**Exercise details**
Please copy the listing below word for word, starting at its first line and stopping after the line that contains "cited-form: e [226,270,233,286]".

**Data records**
<<<<

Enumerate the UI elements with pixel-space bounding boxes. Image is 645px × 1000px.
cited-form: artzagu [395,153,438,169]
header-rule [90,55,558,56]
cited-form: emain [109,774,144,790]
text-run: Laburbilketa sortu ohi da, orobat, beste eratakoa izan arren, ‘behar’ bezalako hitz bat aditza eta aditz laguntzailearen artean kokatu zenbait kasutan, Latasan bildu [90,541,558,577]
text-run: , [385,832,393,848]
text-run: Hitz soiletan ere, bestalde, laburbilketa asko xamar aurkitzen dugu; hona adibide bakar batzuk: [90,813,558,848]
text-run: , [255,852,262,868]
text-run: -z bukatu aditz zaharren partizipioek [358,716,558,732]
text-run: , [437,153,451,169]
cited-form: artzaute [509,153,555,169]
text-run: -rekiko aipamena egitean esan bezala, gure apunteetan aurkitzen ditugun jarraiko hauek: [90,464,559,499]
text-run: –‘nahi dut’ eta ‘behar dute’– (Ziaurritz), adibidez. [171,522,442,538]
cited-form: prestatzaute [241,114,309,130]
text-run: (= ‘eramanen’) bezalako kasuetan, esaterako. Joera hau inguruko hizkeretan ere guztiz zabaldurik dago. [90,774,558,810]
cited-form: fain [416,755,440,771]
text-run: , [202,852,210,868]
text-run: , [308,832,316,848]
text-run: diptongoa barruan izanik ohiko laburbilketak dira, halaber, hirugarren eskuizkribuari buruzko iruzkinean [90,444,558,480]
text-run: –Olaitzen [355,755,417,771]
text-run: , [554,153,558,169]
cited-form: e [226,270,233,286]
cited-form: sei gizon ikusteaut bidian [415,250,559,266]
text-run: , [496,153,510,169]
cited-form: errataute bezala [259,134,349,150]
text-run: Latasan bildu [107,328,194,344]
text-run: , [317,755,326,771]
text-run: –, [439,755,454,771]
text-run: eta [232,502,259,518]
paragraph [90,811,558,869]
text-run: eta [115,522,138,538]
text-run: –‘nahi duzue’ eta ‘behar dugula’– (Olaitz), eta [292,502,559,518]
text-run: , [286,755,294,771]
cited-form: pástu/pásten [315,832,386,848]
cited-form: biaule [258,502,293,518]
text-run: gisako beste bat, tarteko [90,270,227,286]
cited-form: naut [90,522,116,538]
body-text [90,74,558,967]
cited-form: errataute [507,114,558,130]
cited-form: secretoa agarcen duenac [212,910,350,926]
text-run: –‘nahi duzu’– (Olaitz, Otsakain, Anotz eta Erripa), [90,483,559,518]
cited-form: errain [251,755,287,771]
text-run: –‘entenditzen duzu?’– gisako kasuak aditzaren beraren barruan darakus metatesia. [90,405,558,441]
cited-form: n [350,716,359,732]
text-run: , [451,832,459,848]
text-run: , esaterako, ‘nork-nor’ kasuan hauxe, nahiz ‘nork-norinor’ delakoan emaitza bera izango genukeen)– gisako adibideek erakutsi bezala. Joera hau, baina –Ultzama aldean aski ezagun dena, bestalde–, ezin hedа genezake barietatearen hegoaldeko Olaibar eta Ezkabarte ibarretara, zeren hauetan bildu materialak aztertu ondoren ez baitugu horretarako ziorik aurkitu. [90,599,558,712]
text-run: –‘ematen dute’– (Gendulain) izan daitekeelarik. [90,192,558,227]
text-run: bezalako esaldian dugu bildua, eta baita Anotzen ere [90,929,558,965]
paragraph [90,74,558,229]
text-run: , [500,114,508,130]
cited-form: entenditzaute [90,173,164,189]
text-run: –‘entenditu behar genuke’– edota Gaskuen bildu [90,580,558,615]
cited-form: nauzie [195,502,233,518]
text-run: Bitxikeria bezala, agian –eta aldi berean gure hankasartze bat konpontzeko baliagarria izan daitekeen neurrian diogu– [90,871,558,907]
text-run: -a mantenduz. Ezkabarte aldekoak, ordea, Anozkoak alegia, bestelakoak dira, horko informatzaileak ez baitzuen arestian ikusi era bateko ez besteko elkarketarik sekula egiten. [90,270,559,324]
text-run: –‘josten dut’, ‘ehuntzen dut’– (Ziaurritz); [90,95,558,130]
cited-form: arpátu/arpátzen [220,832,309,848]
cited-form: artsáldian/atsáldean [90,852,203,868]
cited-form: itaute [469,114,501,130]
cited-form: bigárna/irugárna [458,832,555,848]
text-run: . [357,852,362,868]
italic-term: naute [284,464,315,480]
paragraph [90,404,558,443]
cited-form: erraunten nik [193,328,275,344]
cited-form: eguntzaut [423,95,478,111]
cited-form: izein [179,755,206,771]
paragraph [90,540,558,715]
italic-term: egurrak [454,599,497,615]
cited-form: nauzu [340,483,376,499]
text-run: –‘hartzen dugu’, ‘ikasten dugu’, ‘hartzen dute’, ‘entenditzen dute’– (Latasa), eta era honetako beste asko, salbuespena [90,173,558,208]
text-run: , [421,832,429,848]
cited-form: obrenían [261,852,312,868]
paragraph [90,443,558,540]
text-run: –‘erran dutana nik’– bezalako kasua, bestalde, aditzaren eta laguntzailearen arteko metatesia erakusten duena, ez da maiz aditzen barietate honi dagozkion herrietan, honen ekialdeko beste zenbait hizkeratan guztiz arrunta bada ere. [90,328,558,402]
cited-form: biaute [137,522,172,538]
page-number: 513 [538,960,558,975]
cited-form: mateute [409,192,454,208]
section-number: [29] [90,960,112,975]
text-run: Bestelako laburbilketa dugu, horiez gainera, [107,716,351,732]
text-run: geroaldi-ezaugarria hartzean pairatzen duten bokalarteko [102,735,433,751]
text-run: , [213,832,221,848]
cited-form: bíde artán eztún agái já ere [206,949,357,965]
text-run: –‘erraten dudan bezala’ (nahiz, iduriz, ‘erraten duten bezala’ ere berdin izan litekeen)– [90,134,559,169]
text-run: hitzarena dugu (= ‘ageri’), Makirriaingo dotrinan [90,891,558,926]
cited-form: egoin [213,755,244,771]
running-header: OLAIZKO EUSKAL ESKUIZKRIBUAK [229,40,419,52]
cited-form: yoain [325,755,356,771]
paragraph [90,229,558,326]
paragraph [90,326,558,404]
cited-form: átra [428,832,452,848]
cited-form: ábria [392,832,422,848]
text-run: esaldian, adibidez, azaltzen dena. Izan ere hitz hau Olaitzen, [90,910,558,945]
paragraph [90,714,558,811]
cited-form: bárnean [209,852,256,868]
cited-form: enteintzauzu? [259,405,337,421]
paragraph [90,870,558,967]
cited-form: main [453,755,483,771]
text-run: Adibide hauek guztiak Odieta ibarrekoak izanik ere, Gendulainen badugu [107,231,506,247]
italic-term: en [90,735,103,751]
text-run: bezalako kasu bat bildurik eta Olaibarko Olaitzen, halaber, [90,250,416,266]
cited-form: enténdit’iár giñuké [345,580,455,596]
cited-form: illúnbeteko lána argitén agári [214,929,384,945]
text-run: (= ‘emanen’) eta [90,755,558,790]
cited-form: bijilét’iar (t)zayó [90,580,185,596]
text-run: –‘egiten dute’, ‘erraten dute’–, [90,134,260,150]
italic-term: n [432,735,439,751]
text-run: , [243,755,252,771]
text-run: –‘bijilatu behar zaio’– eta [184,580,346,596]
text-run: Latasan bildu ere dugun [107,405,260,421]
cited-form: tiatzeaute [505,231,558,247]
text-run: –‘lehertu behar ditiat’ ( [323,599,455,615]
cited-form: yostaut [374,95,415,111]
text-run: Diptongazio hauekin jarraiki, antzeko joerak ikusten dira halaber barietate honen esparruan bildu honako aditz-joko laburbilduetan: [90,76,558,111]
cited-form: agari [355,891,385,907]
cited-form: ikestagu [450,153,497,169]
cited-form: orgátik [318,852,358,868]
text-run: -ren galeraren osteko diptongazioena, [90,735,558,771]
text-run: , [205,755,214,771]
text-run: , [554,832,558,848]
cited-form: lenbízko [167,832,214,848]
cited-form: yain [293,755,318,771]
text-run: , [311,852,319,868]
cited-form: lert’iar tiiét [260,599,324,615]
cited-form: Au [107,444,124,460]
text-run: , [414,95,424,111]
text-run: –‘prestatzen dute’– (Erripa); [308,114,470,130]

>>>>

**Solution for this problem**
Enumerate the UI elements with pixel-space bounding boxes. Image is 645px × 1000px.
cited-form: artzagu [395,153,438,169]
header-rule [90,55,558,56]
cited-form: emain [109,774,144,790]
text-run: Laburbilketa sortu ohi da, orobat, beste eratakoa izan arren, ‘behar’ bezalako hitz bat aditza eta aditz laguntzailearen artean kokatu zenbait kasutan, Latasan bildu [90,541,558,577]
text-run: , [385,832,393,848]
text-run: Hitz soiletan ere, bestalde, laburbilketa asko xamar aurkitzen dugu; hona adibide bakar batzuk: [90,813,558,848]
text-run: , [255,852,262,868]
text-run: -z bukatu aditz zaharren partizipioek [358,716,558,732]
text-run: , [437,153,451,169]
cited-form: artzaute [509,153,555,169]
text-run: -rekiko aipamena egitean esan bezala, gure apunteetan aurkitzen ditugun jarraiko hauek: [90,464,559,499]
text-run: –‘nahi dut’ eta ‘behar dute’– (Ziaurritz), adibidez. [171,522,442,538]
cited-form: prestatzaute [241,114,309,130]
text-run: (= ‘eramanen’) bezalako kasuetan, esaterako. Joera hau inguruko hizkeretan ere guztiz zabaldurik dago. [90,774,558,810]
cited-form: fain [416,755,440,771]
text-run: , [202,852,210,868]
text-run: , [308,832,316,848]
text-run: diptongoa barruan izanik ohiko laburbilketak dira, halaber, hirugarren eskuizkribuari buruzko iruzkinean [90,444,558,480]
text-run: –Olaitzen [355,755,417,771]
text-run: , [554,153,558,169]
cited-form: e [226,270,233,286]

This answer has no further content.